▶ Directions: Wherever a line below holds the word "Vaughan", copy that line.

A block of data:
============================================================

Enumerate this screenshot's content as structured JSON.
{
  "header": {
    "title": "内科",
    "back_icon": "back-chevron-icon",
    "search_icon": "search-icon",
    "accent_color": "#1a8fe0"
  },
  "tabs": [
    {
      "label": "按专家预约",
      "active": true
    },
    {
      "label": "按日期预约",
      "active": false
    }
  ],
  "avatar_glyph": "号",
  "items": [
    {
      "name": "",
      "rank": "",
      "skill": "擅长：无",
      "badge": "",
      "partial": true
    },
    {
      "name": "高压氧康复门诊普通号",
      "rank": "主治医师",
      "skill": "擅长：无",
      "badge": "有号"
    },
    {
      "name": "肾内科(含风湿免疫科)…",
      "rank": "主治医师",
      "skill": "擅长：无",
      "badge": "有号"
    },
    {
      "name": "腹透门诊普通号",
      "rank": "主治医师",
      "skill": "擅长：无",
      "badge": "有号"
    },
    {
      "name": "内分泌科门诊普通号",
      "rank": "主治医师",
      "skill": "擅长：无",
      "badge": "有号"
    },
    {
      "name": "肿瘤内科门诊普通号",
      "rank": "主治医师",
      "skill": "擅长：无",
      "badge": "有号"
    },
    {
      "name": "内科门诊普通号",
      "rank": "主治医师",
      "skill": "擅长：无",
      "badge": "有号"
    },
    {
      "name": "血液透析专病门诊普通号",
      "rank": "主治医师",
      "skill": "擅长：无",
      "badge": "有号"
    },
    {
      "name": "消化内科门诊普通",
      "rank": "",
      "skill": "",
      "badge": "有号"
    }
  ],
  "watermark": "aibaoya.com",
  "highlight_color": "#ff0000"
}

============================================================

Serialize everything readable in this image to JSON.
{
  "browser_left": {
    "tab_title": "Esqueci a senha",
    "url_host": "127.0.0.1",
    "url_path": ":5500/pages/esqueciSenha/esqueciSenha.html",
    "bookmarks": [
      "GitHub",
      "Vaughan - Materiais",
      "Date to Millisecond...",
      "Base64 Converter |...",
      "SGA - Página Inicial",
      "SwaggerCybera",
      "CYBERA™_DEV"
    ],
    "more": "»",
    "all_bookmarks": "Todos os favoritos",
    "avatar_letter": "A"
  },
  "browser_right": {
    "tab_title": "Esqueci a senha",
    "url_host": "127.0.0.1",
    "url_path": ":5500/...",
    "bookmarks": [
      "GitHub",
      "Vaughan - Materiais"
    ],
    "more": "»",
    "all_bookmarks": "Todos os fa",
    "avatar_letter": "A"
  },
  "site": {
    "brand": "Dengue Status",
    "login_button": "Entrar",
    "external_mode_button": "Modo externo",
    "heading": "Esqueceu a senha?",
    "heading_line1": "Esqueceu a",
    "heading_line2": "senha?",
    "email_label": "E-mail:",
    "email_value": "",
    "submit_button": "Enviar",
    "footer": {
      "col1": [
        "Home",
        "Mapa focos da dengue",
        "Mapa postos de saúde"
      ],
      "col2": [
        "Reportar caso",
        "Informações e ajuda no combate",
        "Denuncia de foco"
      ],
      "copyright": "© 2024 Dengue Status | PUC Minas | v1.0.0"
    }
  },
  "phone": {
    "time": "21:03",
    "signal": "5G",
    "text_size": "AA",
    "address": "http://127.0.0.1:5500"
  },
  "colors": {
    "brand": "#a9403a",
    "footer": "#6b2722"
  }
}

============================================================

▶ Exercise output:
      "Vaughan - Materiais",
      "Vaughan - Materiais"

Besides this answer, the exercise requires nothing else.